▶ _Directions for this task_
What is the number of lines holding the word "image"? Give that number alone.

┏━━

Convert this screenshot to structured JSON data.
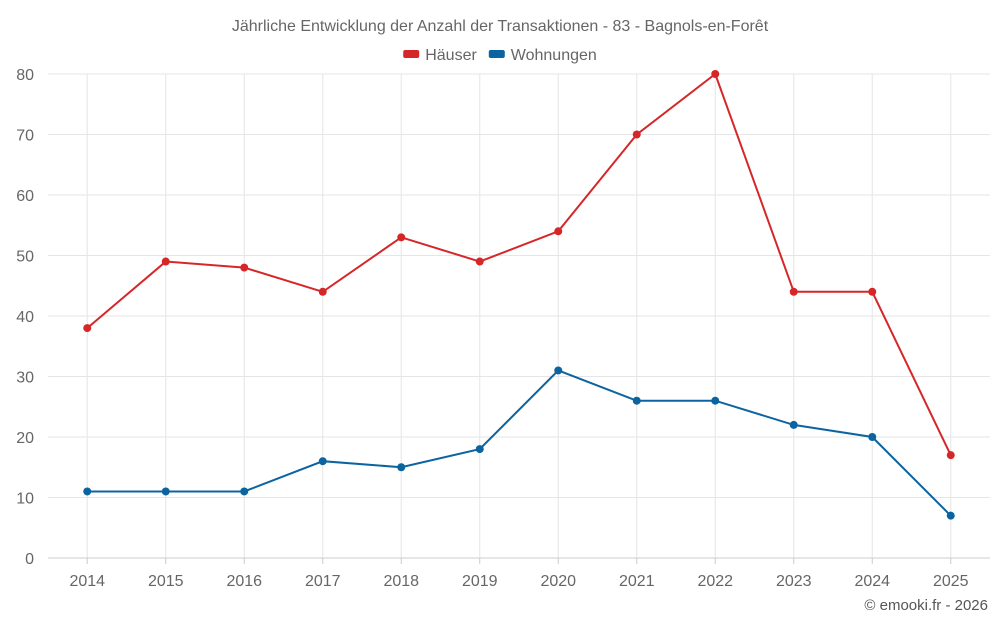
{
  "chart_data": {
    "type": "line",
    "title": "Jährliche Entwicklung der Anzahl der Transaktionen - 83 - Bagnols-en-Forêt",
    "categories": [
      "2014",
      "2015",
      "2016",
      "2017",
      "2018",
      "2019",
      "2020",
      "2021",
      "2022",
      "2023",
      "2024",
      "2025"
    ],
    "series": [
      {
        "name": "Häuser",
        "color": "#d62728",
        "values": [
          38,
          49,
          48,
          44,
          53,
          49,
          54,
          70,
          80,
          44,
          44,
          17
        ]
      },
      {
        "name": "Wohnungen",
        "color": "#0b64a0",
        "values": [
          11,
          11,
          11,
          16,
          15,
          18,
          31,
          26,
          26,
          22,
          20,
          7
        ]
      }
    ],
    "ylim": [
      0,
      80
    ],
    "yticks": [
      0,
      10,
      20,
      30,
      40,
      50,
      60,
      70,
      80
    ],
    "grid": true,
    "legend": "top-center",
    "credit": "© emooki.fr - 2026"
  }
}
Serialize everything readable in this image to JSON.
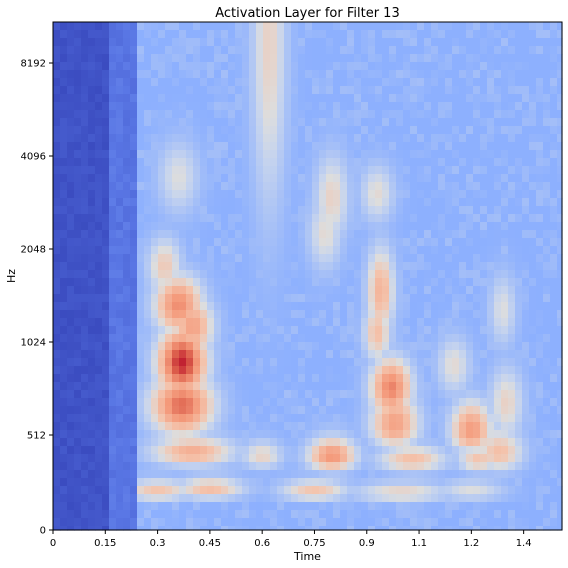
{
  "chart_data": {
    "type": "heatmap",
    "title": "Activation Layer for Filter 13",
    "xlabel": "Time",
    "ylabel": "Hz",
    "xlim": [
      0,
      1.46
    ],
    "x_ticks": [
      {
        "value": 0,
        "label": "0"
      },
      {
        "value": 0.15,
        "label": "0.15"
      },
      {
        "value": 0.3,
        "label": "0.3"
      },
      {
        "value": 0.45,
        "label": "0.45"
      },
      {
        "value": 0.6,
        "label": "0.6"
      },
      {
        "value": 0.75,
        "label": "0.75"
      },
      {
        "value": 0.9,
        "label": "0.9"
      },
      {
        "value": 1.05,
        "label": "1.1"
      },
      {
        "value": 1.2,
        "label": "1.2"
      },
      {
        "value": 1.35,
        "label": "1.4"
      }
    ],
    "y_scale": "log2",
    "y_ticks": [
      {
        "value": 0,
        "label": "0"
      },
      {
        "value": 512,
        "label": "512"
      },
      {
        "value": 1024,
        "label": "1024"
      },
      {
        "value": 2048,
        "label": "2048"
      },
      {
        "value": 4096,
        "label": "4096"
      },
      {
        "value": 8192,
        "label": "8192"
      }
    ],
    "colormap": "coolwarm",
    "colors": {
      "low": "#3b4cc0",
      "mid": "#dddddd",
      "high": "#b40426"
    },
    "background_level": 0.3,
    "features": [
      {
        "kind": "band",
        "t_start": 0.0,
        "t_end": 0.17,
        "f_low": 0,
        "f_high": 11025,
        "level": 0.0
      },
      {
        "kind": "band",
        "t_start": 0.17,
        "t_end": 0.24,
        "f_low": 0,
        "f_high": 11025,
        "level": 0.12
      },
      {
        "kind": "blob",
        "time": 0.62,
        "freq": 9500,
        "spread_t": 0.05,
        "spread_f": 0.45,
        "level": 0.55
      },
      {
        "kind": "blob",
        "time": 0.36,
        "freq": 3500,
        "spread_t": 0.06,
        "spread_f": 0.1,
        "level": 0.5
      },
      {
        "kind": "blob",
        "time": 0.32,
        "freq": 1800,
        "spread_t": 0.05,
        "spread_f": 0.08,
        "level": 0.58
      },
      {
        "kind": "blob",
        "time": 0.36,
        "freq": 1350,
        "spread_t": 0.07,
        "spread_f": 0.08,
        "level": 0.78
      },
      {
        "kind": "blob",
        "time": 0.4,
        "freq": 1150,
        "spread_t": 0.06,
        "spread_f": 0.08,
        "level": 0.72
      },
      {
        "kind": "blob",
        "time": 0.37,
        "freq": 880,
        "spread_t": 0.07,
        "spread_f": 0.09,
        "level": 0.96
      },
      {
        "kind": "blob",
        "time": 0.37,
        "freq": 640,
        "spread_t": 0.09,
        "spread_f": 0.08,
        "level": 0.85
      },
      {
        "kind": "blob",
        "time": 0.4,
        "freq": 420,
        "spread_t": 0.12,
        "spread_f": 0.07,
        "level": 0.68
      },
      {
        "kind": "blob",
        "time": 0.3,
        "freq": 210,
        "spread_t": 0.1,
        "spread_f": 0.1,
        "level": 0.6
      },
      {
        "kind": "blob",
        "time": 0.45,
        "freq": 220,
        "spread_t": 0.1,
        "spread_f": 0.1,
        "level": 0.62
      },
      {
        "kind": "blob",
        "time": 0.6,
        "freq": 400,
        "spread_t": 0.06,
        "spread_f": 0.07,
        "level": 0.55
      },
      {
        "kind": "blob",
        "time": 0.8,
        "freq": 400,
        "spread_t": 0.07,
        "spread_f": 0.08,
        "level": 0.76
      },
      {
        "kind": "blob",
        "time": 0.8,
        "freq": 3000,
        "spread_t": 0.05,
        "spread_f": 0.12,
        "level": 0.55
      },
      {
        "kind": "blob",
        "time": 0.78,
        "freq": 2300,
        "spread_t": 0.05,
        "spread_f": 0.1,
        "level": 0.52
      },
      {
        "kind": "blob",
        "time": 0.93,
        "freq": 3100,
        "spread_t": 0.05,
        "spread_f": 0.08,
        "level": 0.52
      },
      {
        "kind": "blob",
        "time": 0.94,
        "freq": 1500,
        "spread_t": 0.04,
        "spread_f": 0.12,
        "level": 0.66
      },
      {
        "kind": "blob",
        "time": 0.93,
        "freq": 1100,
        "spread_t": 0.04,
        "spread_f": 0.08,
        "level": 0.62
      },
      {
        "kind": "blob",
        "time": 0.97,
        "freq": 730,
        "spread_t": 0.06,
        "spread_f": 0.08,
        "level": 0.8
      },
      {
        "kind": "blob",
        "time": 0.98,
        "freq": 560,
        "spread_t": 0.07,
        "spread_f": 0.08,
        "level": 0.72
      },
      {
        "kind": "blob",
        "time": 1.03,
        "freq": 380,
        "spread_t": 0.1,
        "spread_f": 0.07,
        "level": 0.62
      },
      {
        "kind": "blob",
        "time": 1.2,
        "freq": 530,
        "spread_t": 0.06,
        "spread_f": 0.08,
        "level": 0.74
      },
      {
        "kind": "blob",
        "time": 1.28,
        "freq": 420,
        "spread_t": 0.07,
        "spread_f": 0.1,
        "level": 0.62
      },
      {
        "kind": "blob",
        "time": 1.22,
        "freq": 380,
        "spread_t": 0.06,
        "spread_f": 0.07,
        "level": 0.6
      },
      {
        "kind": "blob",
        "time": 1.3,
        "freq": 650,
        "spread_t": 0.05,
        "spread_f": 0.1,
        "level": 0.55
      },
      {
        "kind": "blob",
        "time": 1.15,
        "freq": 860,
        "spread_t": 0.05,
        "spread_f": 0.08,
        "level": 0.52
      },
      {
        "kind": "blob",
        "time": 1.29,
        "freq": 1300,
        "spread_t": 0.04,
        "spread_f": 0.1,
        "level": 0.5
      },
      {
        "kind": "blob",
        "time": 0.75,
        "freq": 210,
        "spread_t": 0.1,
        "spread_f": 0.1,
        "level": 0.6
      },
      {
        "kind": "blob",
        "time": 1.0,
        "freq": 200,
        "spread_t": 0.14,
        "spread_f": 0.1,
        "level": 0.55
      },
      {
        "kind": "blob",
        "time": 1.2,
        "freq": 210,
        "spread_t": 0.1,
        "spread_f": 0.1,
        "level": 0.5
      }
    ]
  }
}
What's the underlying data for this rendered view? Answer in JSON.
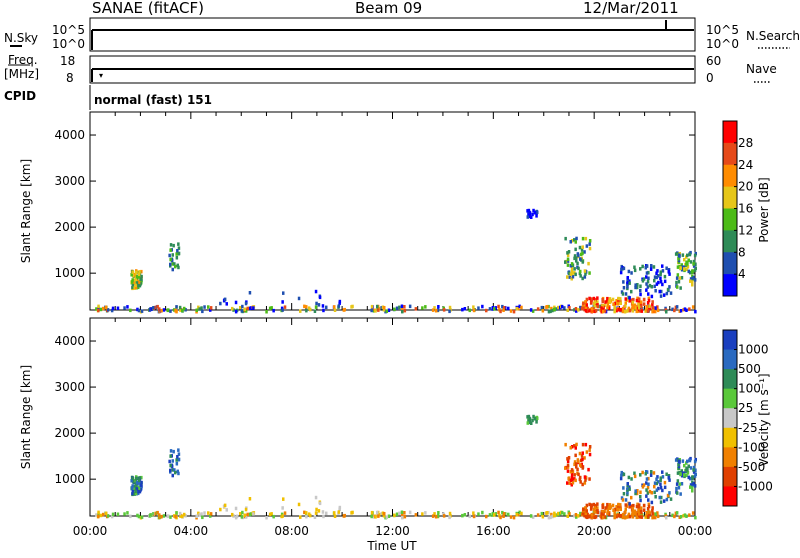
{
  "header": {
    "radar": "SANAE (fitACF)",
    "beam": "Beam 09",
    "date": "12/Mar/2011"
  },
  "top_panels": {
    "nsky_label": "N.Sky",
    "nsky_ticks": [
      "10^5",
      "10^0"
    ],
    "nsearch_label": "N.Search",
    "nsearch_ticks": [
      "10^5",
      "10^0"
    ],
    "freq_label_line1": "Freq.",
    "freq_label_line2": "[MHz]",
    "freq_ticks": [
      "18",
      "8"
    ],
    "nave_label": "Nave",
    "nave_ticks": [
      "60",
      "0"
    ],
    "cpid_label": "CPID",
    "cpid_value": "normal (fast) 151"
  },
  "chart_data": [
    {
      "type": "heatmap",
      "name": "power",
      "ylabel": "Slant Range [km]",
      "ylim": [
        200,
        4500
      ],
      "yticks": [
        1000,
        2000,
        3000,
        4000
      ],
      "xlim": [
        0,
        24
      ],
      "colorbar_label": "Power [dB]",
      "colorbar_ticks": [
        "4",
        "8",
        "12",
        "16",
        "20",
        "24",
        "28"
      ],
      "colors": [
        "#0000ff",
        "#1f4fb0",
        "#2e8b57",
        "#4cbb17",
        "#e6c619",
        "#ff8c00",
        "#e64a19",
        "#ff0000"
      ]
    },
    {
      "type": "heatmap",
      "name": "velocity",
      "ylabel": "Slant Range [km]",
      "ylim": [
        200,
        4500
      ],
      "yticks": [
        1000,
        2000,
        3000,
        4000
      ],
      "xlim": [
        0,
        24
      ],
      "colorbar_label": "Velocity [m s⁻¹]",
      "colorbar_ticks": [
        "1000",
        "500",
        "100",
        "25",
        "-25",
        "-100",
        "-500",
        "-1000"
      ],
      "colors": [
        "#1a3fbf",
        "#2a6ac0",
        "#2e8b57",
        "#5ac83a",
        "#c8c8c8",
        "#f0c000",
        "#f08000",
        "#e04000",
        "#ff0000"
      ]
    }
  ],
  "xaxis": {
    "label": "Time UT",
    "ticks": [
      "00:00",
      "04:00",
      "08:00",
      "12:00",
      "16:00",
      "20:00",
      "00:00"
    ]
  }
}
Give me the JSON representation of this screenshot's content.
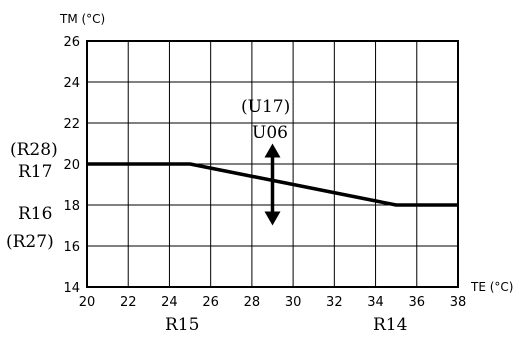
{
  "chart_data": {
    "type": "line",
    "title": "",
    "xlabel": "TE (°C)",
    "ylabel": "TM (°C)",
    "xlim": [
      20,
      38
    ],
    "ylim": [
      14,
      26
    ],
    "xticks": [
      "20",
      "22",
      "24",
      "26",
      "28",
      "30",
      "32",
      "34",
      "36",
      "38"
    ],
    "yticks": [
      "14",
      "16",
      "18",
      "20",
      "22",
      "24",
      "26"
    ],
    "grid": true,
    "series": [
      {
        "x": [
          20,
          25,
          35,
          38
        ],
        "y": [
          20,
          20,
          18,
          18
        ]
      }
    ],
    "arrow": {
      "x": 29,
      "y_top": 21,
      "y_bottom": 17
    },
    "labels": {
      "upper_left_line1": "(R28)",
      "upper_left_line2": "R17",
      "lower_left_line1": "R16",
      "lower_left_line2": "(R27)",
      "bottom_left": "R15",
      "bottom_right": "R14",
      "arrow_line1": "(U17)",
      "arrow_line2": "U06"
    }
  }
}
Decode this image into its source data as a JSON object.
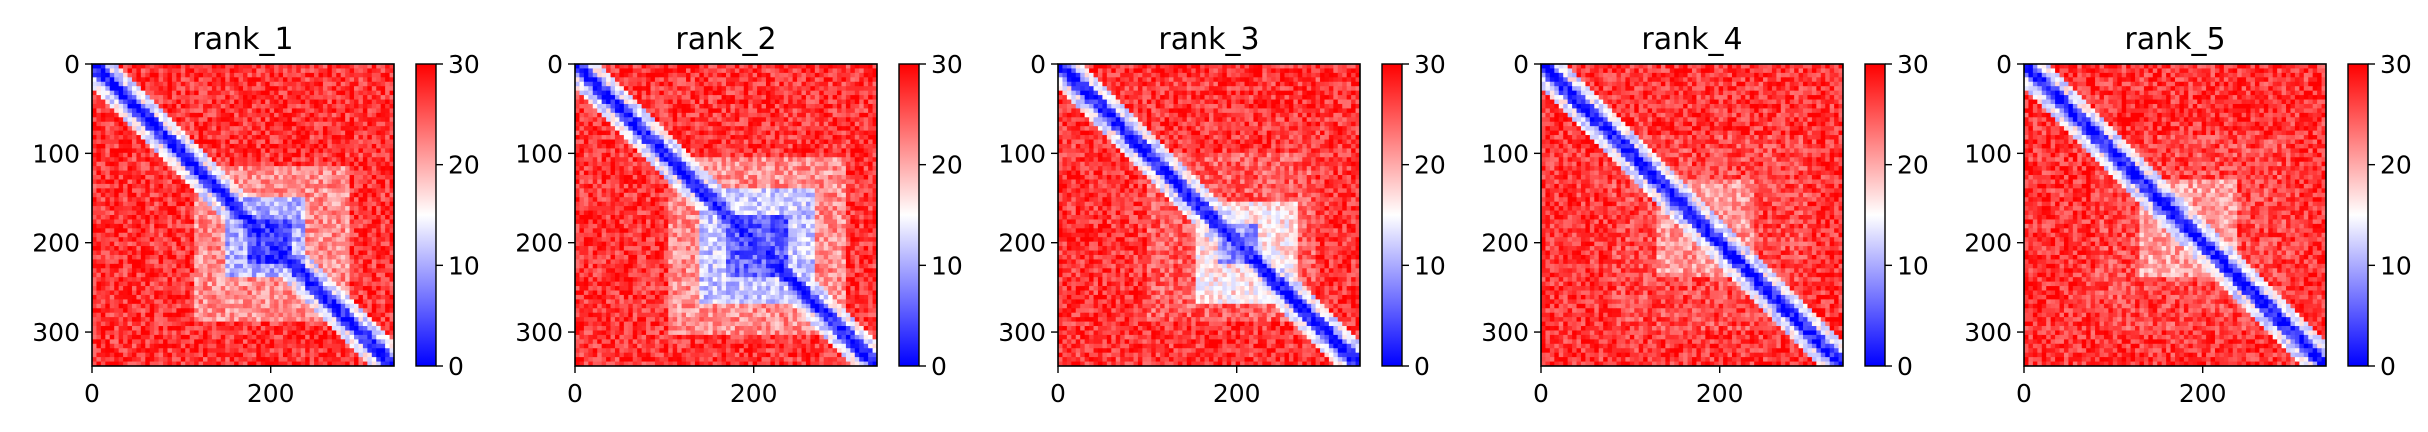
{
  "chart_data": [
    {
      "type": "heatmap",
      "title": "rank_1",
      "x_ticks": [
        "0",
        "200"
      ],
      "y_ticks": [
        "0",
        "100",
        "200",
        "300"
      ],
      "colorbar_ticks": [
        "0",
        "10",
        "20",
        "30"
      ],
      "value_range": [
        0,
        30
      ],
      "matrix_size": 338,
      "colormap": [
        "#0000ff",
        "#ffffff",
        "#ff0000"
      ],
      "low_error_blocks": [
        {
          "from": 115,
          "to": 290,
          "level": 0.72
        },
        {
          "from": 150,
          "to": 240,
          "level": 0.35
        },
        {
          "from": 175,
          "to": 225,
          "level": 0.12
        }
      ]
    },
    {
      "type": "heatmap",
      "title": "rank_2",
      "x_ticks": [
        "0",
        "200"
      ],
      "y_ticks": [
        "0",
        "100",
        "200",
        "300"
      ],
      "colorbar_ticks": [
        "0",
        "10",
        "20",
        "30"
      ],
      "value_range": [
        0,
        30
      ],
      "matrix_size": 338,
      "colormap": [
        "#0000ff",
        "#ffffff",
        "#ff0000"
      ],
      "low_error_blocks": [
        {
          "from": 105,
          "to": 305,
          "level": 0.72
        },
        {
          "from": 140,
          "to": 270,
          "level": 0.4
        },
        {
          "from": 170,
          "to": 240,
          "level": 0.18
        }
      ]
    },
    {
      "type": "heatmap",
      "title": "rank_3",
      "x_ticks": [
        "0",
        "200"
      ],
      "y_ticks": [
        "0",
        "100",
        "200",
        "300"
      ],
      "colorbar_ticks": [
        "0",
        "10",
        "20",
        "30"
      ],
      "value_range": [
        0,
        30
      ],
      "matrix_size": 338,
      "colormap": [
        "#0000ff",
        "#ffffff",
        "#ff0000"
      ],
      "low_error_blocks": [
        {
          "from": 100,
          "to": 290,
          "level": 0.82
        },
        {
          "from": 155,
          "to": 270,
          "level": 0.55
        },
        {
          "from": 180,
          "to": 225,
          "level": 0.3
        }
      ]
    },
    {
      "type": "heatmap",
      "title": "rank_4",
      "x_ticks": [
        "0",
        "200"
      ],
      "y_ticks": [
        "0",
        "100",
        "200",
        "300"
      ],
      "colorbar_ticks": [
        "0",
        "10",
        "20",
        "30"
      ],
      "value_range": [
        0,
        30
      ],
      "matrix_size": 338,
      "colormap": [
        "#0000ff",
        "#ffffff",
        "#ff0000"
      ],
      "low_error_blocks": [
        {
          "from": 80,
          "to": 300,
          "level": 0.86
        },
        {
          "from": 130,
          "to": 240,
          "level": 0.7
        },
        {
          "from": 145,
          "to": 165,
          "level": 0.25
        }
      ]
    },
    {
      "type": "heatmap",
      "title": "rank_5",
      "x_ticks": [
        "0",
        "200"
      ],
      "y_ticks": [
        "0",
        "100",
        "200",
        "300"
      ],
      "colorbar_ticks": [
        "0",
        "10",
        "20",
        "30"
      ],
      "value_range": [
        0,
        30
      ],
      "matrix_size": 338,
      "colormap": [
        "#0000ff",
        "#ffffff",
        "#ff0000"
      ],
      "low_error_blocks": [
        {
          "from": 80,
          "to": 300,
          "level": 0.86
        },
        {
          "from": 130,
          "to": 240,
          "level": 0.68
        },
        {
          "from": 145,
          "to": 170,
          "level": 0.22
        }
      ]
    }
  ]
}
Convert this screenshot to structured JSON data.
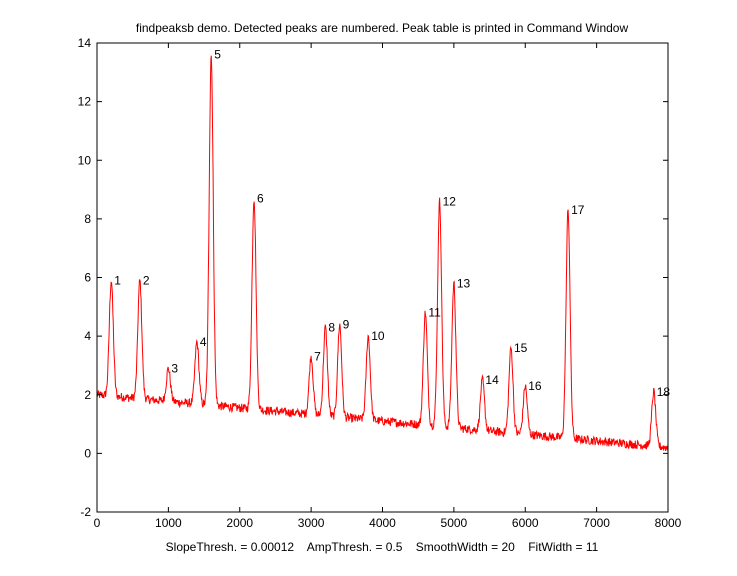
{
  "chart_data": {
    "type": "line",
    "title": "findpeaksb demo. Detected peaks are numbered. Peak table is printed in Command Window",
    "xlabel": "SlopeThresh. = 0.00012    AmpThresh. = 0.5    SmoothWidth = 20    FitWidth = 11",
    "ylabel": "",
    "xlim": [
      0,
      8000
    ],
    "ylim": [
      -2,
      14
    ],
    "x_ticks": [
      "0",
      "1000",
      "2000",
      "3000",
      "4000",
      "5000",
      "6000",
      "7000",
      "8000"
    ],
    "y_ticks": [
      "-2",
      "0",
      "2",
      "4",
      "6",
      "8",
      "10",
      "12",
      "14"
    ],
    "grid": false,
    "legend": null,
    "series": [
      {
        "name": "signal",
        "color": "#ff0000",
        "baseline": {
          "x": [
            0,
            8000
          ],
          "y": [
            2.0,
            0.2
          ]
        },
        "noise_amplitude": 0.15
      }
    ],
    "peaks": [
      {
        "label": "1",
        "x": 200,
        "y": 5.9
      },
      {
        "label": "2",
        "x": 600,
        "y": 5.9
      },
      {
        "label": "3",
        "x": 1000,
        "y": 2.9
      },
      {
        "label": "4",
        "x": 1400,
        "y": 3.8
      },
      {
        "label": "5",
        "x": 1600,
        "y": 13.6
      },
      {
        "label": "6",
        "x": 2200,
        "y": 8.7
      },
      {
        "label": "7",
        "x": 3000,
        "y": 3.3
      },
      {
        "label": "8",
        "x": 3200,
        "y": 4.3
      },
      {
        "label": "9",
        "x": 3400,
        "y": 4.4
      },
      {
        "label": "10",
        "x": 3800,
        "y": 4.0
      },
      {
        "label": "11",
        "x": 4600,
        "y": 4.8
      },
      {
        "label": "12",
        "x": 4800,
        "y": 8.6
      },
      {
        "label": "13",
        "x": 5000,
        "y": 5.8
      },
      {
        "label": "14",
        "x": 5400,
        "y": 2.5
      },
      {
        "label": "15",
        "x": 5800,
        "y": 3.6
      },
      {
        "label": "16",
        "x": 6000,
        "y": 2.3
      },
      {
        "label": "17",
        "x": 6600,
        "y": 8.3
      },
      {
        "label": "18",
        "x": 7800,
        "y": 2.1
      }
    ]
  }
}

┗━━

▶ _Solution for this problem_
2